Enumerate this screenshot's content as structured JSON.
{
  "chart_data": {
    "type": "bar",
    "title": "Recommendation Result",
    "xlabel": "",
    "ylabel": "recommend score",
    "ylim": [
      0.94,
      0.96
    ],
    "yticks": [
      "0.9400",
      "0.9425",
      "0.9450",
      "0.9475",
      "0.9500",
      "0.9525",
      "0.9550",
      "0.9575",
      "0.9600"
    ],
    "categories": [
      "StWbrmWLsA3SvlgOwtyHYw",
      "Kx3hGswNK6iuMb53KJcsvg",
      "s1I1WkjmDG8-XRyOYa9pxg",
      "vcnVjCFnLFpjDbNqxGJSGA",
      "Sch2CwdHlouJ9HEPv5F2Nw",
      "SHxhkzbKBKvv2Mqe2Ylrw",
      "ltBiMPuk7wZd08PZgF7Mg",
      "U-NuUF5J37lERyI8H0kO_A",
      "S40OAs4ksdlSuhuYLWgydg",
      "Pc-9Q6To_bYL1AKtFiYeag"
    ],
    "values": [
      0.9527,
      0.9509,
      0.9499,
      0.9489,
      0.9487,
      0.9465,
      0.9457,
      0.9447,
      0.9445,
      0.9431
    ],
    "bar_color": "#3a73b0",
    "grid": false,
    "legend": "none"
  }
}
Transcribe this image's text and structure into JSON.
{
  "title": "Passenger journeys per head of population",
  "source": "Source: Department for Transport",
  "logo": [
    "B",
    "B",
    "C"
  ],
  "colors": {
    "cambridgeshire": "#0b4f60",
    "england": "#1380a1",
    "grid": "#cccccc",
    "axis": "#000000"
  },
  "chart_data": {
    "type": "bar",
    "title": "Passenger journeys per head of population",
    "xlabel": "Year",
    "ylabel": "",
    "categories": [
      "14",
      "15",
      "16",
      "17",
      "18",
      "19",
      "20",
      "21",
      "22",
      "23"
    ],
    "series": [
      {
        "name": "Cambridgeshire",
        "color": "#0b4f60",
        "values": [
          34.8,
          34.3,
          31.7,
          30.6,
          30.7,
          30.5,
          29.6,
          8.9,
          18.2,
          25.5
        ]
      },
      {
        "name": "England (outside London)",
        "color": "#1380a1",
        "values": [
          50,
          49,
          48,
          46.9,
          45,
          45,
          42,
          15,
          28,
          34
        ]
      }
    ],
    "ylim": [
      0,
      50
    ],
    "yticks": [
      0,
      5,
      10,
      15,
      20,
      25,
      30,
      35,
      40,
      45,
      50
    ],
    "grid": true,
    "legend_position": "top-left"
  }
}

++++++

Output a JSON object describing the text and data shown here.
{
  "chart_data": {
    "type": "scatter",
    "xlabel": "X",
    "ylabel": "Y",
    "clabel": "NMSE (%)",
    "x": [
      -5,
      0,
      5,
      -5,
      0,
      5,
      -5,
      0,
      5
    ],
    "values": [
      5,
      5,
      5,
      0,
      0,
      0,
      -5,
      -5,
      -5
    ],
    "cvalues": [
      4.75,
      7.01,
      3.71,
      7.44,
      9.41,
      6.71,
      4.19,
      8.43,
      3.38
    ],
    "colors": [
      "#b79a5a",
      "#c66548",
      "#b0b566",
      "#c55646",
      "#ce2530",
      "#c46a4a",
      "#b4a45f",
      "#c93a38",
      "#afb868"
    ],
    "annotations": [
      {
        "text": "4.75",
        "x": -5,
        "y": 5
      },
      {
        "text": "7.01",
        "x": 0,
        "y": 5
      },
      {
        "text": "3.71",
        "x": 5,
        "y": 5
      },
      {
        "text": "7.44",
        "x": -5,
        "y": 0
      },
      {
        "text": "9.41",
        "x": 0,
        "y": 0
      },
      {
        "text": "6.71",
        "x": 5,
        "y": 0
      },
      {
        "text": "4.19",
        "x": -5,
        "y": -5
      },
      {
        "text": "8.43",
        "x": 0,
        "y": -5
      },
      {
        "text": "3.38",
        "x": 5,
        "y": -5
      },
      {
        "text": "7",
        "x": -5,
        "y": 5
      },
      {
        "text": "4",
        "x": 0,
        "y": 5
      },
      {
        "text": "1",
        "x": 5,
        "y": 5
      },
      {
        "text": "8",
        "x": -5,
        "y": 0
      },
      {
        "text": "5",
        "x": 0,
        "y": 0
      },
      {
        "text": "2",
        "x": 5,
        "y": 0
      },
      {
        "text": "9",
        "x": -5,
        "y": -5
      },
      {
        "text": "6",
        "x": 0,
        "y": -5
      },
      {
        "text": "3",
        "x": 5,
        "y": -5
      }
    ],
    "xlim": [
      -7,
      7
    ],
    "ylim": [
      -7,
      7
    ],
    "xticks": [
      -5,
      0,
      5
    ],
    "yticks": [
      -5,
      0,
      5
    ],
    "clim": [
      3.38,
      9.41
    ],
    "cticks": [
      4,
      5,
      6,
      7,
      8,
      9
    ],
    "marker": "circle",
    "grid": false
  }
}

++++++

REQUIREMENT:
Copy down every line of the entries containing the word "this".

RESPONSE TO THE EXERCISE:
Enumerate this screenshot's content as structured JSON.
Transcribe this image's text and structure into JSON.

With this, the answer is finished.